= Goal =
Each line that holds the string "email" counts once; say how many such lines there are and add nothing.

= Task input =

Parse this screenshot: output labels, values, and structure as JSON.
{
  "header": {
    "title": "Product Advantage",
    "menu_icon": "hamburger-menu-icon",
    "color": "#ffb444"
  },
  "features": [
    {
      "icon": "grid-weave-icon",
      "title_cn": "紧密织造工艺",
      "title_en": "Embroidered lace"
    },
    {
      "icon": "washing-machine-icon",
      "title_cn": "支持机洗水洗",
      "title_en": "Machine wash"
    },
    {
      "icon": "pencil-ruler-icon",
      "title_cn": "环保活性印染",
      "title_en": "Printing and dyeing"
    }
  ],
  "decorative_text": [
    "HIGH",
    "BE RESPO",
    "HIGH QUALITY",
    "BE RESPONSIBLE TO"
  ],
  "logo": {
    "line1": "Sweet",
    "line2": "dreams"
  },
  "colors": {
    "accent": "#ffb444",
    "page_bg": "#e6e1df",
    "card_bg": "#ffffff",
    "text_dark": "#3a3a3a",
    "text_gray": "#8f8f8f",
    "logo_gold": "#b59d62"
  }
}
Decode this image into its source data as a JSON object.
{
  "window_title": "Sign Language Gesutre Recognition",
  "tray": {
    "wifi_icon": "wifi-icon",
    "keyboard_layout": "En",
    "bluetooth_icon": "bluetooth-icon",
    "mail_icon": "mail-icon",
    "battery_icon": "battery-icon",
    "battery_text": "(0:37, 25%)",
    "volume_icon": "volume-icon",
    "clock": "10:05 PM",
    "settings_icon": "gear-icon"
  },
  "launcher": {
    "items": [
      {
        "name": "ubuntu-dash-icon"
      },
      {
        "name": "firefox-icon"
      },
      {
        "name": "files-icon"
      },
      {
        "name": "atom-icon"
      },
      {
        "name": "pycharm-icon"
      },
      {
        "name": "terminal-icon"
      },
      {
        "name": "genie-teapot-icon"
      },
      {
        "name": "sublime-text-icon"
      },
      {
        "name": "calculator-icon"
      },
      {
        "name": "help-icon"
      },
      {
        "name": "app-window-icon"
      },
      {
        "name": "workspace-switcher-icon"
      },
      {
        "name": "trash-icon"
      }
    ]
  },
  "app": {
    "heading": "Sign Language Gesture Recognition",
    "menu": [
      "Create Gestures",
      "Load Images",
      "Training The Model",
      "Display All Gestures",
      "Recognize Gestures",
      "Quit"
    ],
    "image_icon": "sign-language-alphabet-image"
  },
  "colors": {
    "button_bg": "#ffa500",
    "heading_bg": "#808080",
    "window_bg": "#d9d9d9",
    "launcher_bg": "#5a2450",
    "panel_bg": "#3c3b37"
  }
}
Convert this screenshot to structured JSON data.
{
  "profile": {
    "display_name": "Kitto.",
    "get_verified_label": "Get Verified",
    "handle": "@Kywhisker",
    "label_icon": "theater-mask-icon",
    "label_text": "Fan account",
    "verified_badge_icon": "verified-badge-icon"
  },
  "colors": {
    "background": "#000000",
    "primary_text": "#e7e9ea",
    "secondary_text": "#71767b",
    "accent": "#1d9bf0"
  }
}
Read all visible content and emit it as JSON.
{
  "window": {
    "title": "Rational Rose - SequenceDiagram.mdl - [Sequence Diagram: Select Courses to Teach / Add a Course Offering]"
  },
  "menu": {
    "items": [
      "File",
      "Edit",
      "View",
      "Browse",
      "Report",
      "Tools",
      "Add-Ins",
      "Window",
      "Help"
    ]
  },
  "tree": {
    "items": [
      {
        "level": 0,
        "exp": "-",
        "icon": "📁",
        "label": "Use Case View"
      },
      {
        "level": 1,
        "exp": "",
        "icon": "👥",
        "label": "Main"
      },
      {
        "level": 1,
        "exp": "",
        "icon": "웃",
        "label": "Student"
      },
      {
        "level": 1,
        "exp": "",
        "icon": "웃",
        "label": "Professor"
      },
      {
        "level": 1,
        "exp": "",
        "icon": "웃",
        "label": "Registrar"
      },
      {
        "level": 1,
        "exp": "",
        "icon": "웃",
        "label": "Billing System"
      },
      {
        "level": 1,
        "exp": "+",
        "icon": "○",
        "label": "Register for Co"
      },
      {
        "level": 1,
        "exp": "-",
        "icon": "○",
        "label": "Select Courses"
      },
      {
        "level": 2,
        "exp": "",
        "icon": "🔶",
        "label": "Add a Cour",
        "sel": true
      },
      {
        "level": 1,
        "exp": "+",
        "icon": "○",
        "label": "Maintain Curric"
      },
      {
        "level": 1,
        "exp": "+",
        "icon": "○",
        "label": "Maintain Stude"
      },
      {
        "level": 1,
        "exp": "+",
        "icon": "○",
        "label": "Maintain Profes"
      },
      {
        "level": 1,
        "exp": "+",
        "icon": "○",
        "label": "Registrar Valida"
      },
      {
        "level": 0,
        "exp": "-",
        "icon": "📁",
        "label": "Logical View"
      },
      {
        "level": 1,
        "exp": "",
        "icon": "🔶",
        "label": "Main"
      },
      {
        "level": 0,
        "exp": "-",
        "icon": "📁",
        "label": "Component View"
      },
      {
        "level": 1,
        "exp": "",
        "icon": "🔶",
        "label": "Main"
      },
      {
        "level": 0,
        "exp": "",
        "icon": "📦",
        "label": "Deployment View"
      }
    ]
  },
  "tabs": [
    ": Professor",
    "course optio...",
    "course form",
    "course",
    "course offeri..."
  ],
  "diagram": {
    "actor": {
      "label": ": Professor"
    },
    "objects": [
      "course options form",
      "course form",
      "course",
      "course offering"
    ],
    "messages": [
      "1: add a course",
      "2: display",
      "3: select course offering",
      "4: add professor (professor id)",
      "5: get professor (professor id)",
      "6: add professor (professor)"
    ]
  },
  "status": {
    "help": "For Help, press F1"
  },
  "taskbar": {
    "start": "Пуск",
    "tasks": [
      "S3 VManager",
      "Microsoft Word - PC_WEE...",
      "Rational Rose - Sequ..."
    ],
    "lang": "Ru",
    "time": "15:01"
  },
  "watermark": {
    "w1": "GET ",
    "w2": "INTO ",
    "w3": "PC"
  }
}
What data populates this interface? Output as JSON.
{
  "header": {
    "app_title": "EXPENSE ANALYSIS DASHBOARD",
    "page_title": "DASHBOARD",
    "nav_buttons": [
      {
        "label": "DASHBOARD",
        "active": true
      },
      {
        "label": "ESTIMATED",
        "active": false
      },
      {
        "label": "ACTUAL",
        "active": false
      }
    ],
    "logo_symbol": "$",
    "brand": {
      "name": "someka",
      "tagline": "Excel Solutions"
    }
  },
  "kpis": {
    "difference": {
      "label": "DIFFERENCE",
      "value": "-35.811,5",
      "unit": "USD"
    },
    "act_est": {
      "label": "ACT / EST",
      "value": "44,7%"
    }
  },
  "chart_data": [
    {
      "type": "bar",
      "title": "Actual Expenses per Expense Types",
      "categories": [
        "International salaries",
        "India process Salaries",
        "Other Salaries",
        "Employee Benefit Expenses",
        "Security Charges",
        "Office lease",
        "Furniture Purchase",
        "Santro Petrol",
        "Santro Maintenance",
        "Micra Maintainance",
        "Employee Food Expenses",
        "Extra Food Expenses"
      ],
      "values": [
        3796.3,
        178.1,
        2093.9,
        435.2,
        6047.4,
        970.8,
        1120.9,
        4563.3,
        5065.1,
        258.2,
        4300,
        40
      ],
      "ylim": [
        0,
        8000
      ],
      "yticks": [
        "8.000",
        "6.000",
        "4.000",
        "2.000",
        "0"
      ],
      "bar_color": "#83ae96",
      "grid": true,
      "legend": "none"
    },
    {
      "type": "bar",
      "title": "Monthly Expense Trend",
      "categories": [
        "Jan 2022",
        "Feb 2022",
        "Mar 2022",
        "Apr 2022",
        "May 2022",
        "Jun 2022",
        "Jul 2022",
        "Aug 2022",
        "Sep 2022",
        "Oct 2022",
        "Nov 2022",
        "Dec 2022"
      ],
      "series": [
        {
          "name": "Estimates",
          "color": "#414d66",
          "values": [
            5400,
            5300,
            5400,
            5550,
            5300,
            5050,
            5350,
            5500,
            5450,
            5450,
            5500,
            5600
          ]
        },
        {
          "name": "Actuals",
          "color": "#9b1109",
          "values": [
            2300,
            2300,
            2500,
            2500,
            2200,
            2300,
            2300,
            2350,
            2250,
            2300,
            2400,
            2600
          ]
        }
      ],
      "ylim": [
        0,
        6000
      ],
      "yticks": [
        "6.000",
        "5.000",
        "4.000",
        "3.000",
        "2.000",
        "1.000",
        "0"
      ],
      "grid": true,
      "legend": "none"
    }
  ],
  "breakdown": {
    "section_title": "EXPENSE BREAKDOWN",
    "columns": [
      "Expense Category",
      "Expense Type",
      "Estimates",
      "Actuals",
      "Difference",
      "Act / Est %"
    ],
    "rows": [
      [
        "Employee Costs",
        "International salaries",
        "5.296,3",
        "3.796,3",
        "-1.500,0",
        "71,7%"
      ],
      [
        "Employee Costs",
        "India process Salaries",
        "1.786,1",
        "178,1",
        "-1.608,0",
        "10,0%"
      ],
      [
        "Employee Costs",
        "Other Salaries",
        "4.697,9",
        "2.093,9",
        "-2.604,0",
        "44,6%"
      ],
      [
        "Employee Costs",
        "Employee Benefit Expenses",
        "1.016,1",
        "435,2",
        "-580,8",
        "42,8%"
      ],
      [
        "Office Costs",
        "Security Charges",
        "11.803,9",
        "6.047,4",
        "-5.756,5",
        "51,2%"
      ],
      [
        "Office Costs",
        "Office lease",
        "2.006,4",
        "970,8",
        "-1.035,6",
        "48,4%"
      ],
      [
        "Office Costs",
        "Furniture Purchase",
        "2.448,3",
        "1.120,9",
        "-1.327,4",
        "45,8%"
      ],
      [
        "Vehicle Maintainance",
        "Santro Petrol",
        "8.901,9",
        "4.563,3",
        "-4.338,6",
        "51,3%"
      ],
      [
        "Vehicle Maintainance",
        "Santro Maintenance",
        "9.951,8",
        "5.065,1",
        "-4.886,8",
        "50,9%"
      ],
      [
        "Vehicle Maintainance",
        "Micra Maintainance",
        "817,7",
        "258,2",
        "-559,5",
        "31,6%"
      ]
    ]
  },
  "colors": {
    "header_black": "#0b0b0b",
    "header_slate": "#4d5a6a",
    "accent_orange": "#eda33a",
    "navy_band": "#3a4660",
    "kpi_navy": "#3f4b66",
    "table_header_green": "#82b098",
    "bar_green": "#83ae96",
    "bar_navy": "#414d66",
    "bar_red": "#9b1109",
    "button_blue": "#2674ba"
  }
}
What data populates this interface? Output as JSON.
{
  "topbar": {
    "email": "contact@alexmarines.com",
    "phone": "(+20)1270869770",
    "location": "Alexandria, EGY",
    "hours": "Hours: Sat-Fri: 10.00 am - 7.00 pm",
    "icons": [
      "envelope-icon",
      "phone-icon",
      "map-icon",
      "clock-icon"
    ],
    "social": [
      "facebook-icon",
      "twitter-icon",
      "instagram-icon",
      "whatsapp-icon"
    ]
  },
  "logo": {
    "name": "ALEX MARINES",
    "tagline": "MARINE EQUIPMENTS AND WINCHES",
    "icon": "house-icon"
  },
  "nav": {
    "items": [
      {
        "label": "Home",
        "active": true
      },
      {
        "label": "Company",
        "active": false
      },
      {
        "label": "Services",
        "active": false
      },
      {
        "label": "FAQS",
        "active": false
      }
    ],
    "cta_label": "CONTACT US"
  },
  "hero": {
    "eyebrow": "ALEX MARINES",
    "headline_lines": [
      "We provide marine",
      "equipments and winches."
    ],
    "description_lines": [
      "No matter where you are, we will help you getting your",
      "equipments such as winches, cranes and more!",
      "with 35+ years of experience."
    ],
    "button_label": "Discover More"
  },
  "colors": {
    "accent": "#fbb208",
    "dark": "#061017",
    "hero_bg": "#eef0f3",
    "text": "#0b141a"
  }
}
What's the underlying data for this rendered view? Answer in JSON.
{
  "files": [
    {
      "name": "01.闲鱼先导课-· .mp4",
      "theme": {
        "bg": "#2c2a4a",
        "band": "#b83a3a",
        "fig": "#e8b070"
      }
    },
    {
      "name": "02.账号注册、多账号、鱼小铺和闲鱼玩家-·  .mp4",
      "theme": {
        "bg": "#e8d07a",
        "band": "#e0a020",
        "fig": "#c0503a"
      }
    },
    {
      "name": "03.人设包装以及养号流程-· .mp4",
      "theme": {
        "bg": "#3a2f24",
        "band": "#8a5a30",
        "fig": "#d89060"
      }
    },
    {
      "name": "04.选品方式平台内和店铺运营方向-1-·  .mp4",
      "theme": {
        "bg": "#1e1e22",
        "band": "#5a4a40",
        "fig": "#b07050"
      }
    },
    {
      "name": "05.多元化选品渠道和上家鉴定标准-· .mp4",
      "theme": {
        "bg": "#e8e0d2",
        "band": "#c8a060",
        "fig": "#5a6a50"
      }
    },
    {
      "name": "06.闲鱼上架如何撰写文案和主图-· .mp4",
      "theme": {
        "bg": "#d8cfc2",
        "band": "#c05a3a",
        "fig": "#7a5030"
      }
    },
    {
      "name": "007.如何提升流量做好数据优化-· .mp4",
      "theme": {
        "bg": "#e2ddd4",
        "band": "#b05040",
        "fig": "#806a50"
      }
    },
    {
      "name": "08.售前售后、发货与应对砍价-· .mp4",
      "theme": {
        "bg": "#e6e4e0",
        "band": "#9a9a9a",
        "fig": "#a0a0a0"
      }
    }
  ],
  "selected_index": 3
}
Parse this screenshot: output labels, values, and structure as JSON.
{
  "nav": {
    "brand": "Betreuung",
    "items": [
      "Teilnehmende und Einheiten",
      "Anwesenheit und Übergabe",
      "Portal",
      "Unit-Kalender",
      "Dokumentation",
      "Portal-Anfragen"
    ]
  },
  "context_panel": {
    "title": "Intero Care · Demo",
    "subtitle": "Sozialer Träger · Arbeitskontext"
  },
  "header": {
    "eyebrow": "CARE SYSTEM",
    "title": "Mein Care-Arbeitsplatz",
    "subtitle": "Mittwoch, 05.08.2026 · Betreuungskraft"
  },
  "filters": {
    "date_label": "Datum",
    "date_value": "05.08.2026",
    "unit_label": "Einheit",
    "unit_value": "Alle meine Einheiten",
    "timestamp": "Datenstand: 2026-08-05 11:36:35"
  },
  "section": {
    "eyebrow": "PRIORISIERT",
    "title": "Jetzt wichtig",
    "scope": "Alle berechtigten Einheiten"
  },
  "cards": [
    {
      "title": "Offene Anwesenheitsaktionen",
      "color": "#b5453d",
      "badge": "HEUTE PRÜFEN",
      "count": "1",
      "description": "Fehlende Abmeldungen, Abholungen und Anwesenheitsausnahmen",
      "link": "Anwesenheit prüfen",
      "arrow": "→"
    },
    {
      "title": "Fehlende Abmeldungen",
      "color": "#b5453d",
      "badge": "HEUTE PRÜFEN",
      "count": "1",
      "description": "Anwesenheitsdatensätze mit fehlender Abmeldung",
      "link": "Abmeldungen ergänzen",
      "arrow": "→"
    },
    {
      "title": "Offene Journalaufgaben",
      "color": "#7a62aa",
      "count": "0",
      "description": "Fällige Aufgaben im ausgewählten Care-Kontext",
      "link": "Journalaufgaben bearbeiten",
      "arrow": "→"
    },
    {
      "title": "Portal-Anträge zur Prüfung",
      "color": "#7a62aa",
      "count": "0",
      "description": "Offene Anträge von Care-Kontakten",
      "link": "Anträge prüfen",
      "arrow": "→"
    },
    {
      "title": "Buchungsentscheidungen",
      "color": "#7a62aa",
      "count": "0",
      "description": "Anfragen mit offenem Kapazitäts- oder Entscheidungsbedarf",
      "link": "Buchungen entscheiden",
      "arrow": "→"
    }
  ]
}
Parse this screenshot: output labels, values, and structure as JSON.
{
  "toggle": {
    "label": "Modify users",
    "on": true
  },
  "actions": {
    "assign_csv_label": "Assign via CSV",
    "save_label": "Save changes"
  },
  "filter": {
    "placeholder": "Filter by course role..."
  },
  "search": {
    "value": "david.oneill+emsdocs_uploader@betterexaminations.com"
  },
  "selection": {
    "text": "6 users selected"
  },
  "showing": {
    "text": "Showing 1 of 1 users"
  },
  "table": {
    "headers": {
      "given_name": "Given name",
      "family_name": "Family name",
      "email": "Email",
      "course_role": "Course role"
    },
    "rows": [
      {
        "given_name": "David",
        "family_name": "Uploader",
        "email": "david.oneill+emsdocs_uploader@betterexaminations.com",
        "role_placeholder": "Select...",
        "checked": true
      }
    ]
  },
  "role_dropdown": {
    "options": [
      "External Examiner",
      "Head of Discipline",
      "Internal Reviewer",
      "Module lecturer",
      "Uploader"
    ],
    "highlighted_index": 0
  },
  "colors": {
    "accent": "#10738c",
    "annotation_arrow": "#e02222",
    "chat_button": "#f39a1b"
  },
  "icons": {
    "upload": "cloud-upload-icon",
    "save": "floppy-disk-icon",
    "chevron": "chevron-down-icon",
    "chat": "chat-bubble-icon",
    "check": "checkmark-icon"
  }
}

= Finished task =
3